**WHAT IS REQUIRED:** Find every line with the word "woman" and report how many there are, without any other text.

**LISTED ENTRIES:**
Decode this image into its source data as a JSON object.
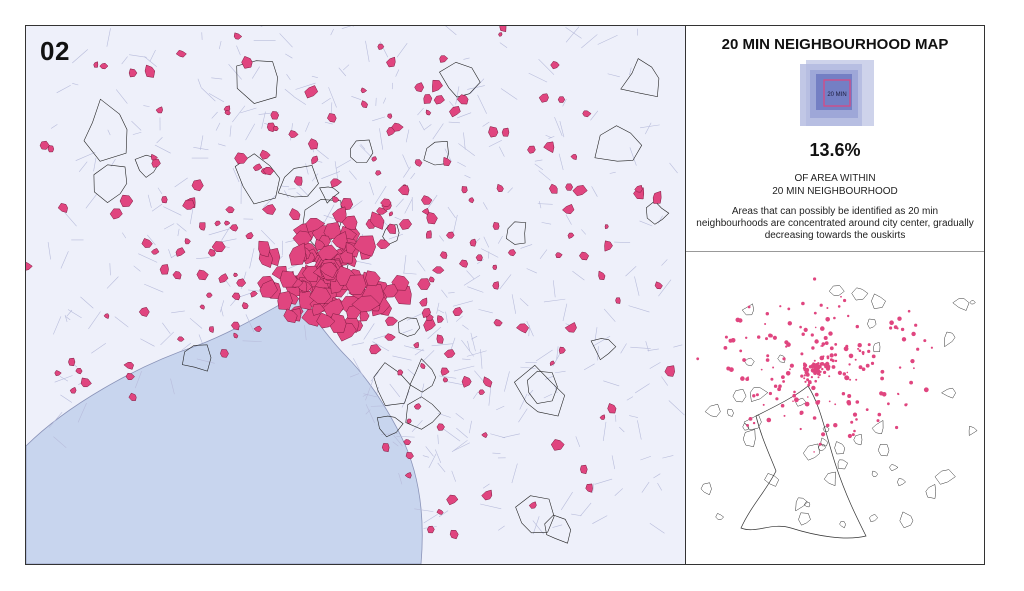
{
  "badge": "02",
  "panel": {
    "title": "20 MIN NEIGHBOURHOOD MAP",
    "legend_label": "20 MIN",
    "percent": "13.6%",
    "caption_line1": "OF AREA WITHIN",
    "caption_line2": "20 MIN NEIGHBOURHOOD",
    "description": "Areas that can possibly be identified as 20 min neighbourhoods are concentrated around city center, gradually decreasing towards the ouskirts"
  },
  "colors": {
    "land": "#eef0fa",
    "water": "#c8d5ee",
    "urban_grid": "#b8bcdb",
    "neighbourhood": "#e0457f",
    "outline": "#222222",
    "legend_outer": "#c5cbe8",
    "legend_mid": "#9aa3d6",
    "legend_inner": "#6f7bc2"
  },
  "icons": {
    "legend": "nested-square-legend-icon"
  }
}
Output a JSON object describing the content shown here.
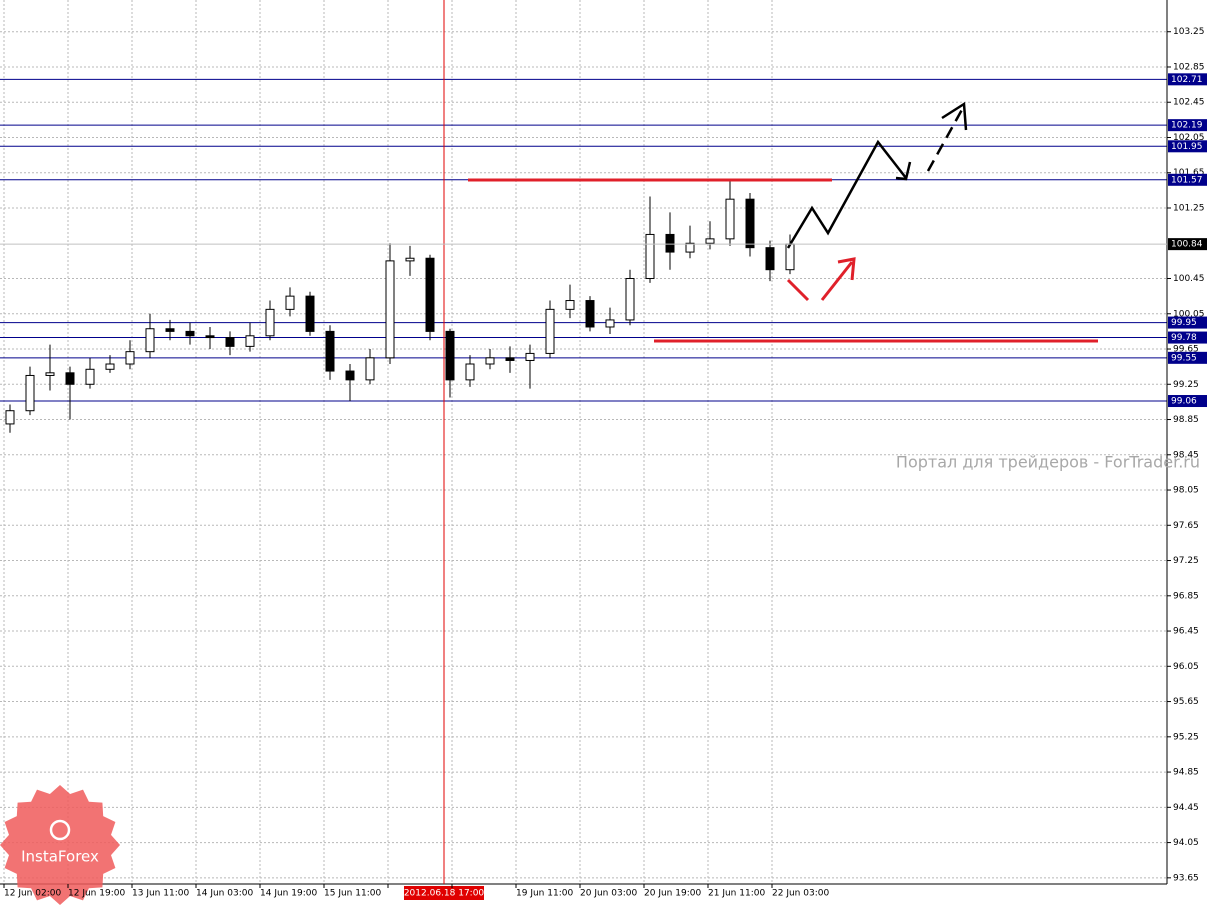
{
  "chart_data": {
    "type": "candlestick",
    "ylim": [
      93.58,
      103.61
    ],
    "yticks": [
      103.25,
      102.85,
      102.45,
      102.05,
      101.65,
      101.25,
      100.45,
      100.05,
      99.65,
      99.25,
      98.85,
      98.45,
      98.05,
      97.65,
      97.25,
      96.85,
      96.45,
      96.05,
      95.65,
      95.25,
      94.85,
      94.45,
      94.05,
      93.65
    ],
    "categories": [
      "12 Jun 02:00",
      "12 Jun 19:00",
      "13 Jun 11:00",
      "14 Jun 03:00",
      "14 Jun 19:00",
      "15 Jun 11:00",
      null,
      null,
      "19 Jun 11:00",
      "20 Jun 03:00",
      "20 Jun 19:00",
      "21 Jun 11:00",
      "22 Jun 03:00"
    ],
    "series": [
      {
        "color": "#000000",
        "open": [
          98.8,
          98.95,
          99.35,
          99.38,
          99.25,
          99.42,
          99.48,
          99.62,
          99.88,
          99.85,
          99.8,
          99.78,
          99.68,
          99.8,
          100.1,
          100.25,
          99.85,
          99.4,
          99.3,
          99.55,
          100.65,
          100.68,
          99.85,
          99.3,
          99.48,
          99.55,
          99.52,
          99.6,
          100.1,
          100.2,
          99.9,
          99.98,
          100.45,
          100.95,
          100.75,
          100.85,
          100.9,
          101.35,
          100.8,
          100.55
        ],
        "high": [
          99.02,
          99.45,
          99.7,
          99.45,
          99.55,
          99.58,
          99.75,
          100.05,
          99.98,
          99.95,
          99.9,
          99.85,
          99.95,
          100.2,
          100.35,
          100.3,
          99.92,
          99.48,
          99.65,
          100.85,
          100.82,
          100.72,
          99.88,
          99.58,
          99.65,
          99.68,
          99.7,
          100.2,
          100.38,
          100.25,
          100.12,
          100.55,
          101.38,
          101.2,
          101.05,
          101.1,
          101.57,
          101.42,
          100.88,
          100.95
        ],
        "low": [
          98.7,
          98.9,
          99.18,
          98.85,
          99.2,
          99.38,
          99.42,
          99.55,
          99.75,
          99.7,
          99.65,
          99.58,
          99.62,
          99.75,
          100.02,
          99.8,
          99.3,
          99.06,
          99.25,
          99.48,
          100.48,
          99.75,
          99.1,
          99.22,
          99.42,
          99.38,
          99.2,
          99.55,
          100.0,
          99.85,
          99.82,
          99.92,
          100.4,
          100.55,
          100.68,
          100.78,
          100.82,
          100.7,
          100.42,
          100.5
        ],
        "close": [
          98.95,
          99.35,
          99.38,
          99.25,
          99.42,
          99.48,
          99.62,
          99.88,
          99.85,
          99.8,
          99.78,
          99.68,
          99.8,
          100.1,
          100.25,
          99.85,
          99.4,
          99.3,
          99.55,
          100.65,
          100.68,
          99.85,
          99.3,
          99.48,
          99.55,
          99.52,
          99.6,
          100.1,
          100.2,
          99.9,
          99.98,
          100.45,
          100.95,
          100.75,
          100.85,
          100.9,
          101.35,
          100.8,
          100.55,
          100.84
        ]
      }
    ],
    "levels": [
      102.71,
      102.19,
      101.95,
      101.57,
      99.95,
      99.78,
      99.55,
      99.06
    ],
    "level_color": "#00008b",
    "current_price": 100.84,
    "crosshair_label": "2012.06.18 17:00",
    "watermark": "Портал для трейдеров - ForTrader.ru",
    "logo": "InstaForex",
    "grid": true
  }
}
--
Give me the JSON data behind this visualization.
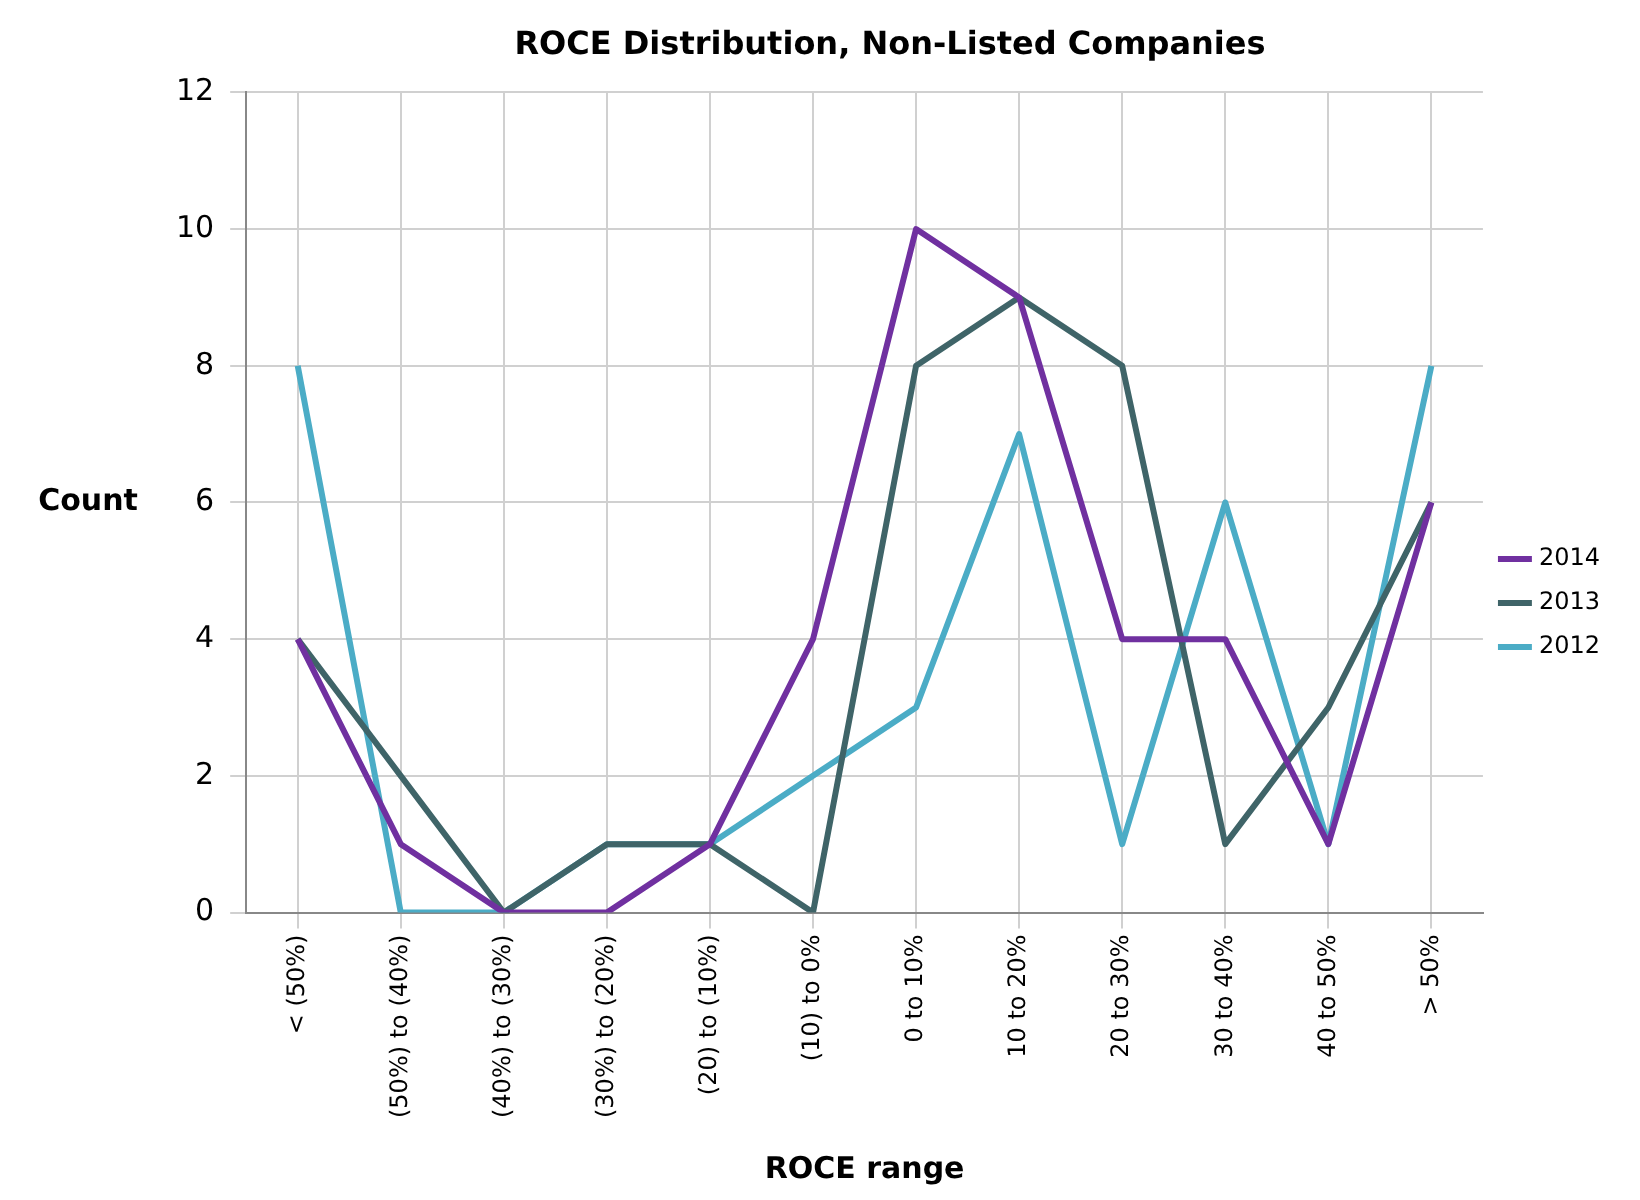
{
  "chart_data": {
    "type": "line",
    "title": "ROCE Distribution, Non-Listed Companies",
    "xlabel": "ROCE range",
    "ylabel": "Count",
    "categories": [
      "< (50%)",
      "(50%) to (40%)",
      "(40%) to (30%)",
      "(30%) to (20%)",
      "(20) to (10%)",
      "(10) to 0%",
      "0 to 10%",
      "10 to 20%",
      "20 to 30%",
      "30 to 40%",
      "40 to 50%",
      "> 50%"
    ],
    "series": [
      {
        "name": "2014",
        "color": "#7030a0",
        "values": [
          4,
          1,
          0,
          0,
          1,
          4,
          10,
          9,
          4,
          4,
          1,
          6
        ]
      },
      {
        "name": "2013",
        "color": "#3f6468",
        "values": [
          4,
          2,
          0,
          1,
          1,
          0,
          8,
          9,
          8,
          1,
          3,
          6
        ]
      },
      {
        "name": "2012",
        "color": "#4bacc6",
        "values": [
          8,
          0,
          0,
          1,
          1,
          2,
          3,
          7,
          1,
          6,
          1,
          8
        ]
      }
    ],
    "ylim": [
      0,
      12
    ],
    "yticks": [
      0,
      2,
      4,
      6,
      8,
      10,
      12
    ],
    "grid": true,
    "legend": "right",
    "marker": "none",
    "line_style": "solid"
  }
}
--
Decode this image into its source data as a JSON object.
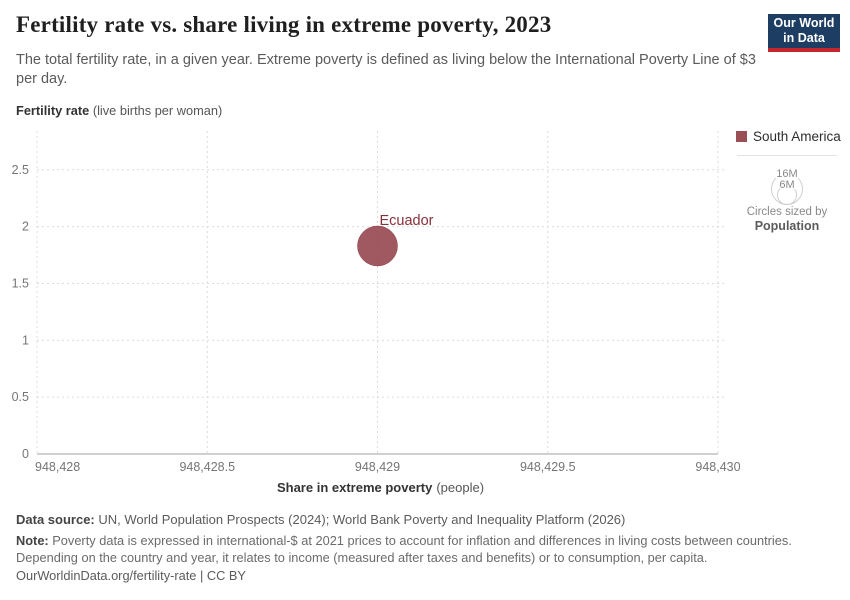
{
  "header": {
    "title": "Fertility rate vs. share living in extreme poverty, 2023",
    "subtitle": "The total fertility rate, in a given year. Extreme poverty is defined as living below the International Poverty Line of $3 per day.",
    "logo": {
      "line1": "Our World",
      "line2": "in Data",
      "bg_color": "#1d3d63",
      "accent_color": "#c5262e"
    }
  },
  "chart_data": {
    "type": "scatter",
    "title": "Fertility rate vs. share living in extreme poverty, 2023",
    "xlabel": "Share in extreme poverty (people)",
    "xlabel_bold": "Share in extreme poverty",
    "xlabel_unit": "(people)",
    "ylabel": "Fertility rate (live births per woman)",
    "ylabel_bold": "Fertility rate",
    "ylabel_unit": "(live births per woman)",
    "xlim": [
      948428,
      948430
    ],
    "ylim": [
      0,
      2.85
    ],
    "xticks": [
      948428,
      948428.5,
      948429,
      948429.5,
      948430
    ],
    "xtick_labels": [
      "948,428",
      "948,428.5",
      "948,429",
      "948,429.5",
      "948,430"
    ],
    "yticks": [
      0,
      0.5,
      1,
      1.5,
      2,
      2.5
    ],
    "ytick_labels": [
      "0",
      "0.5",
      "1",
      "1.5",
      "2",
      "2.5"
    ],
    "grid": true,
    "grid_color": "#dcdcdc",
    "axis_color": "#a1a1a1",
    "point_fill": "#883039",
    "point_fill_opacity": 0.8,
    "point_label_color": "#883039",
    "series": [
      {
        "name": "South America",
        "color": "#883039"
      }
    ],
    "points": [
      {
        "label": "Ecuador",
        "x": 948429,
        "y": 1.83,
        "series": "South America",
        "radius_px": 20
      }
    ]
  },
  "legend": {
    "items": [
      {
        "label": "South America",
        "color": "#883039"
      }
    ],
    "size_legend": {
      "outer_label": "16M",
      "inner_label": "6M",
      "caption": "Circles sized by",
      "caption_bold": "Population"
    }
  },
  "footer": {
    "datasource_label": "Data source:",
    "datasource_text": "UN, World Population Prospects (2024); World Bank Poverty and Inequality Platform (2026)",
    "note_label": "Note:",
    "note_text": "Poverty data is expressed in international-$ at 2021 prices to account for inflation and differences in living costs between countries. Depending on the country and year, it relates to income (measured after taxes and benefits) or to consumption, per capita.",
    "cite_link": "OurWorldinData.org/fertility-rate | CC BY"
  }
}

**ANSWER FOR THE TASK:** 2